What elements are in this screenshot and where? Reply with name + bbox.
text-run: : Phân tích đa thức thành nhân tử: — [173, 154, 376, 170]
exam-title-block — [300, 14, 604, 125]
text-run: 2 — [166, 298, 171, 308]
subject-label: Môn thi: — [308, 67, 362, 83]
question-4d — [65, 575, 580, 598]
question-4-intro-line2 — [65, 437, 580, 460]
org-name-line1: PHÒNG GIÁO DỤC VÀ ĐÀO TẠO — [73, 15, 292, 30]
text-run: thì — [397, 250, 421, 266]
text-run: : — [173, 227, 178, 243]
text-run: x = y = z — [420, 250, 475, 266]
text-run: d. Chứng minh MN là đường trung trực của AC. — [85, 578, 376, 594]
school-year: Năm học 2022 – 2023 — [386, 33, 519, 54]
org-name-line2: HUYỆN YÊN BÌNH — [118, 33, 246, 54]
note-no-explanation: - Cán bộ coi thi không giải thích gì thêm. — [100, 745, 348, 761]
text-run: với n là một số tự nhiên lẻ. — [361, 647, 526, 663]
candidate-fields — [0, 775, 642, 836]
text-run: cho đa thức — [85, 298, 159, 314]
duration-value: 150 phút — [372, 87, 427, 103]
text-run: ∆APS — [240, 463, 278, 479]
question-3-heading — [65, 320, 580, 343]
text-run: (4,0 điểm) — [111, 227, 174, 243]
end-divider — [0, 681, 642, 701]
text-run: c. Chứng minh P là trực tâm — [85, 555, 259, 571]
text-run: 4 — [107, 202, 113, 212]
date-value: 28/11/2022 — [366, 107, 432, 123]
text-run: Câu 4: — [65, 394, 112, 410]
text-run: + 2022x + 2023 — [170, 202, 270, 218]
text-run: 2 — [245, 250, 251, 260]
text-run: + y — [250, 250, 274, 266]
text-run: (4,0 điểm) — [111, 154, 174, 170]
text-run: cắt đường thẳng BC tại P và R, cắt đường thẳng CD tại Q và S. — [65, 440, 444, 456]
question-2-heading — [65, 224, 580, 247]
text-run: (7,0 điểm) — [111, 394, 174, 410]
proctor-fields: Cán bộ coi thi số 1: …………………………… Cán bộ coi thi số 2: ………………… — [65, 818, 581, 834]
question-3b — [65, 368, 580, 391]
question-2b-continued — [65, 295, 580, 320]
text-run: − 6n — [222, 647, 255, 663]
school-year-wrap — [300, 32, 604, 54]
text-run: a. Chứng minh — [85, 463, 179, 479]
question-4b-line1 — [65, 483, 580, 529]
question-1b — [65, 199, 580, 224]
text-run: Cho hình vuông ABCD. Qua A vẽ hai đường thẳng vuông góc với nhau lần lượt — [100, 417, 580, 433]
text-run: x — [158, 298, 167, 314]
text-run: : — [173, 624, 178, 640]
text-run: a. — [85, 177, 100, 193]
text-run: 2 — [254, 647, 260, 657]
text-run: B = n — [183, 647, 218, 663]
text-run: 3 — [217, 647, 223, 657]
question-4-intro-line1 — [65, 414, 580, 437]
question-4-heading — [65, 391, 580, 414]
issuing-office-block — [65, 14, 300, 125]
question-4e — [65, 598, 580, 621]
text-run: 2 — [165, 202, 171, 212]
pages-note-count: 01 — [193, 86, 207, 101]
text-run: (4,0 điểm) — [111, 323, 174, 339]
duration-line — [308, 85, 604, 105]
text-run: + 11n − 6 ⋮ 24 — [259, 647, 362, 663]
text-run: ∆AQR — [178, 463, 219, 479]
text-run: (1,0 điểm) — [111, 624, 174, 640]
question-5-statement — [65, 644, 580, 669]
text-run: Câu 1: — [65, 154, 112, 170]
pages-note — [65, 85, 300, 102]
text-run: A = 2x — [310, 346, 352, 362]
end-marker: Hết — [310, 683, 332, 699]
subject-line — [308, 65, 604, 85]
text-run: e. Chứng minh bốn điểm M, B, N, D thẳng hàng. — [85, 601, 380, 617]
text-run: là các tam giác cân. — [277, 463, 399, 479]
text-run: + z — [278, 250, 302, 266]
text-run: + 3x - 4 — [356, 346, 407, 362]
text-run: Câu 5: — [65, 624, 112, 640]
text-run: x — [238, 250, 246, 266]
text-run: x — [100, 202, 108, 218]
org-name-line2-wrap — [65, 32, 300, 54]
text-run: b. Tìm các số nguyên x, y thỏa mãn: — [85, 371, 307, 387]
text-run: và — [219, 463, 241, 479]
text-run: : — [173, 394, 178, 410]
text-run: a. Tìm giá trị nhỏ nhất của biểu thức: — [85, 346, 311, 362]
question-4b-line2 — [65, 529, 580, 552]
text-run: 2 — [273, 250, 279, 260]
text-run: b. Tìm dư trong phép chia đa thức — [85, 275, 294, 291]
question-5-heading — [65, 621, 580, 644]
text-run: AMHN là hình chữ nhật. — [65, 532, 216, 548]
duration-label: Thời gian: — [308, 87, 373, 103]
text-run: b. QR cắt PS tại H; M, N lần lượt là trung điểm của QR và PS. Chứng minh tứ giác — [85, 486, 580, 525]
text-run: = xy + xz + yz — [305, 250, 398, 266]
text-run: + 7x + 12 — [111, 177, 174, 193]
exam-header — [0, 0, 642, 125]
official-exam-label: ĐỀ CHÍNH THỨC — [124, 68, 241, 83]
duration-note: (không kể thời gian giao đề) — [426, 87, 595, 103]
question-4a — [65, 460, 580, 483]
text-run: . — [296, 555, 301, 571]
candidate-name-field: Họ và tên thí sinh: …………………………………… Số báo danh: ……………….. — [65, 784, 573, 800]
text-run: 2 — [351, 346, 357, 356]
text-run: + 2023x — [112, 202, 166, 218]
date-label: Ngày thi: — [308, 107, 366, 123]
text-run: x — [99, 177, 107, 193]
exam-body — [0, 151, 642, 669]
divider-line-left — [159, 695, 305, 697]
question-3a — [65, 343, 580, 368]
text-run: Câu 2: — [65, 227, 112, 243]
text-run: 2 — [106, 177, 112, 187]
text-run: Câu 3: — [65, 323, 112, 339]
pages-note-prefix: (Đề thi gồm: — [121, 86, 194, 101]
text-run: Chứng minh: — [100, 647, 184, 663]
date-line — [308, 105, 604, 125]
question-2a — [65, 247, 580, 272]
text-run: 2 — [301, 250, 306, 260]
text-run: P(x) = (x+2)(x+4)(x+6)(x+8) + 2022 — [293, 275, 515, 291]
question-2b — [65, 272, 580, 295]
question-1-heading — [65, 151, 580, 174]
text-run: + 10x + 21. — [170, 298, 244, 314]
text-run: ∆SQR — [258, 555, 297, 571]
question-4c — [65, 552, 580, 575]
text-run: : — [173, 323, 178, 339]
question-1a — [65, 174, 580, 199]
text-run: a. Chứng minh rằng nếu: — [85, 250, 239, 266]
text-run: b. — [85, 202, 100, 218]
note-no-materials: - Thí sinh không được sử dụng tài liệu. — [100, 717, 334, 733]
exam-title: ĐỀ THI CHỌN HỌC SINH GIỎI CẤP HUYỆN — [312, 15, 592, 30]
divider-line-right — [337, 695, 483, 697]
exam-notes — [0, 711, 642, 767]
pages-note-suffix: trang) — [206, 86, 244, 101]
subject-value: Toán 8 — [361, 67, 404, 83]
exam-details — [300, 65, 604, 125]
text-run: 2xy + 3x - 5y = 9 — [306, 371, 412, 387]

**SET PROBLEM**
Identify every line of the data above that contains the string "fields", matching case exactly, and copy each of those lines.

**WRITTEN RESPONSE**
candidate-fields — [0, 775, 642, 836]
proctor-fields: Cán bộ coi thi số 1: …………………………… Cán bộ coi thi số 2: ………………… — [65, 818, 581, 834]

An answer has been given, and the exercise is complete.